>>>

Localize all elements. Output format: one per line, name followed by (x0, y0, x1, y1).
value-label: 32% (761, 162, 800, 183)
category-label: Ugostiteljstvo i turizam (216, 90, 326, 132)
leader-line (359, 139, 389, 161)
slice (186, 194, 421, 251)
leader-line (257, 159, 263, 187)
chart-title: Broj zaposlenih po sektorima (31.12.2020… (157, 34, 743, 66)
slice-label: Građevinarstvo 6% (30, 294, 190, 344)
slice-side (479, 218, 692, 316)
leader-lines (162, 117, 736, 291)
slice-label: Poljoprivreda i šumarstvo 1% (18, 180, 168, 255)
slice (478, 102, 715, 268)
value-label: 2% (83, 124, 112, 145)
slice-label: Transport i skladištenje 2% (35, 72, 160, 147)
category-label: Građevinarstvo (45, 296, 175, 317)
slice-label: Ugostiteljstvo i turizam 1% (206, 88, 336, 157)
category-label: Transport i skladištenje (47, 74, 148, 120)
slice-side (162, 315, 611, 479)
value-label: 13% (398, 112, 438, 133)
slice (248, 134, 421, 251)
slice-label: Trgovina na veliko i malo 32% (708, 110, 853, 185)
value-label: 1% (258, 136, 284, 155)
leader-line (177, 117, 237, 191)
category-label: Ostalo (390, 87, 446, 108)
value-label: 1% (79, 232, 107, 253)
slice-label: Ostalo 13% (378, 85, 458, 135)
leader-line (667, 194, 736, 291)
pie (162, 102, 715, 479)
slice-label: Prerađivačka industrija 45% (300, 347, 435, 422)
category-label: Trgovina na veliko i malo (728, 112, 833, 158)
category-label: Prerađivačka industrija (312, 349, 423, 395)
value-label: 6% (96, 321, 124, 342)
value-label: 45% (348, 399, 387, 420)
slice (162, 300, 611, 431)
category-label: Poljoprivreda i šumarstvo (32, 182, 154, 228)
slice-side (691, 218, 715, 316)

<<<

## [Written exercise]
Reproduce the data above line for line, with no changes.

## [Expected answer]
Localize all elements. Output format: one per line, name followed by (x0, y0, x1, y1).
value-label: 32% (761, 162, 800, 183)
category-label: Ugostiteljstvo i turizam (216, 90, 326, 132)
leader-line (359, 139, 389, 161)
slice (186, 194, 421, 251)
leader-line (257, 159, 263, 187)
chart-title: Broj zaposlenih po sektorima (31.12.2020… (157, 34, 743, 66)
slice-label: Građevinarstvo 6% (30, 294, 190, 344)
slice-side (479, 218, 692, 316)
leader-lines (162, 117, 736, 291)
slice-label: Poljoprivreda i šumarstvo 1% (18, 180, 168, 255)
slice (478, 102, 715, 268)
value-label: 2% (83, 124, 112, 145)
slice-label: Transport i skladištenje 2% (35, 72, 160, 147)
category-label: Građevinarstvo (45, 296, 175, 317)
slice-label: Ugostiteljstvo i turizam 1% (206, 88, 336, 157)
category-label: Transport i skladištenje (47, 74, 148, 120)
slice-side (162, 315, 611, 479)
value-label: 13% (398, 112, 438, 133)
slice (248, 134, 421, 251)
slice-label: Trgovina na veliko i malo 32% (708, 110, 853, 185)
value-label: 1% (258, 136, 284, 155)
leader-line (177, 117, 237, 191)
category-label: Ostalo (390, 87, 446, 108)
value-label: 1% (79, 232, 107, 253)
slice-label: Ostalo 13% (378, 85, 458, 135)
leader-line (667, 194, 736, 291)
pie (162, 102, 715, 479)
slice-label: Prerađivačka industrija 45% (300, 347, 435, 422)
category-label: Trgovina na veliko i malo (728, 112, 833, 158)
category-label: Prerađivačka industrija (312, 349, 423, 395)
value-label: 6% (96, 321, 124, 342)
value-label: 45% (348, 399, 387, 420)
slice (162, 300, 611, 431)
category-label: Poljoprivreda i šumarstvo (32, 182, 154, 228)
slice-side (691, 218, 715, 316)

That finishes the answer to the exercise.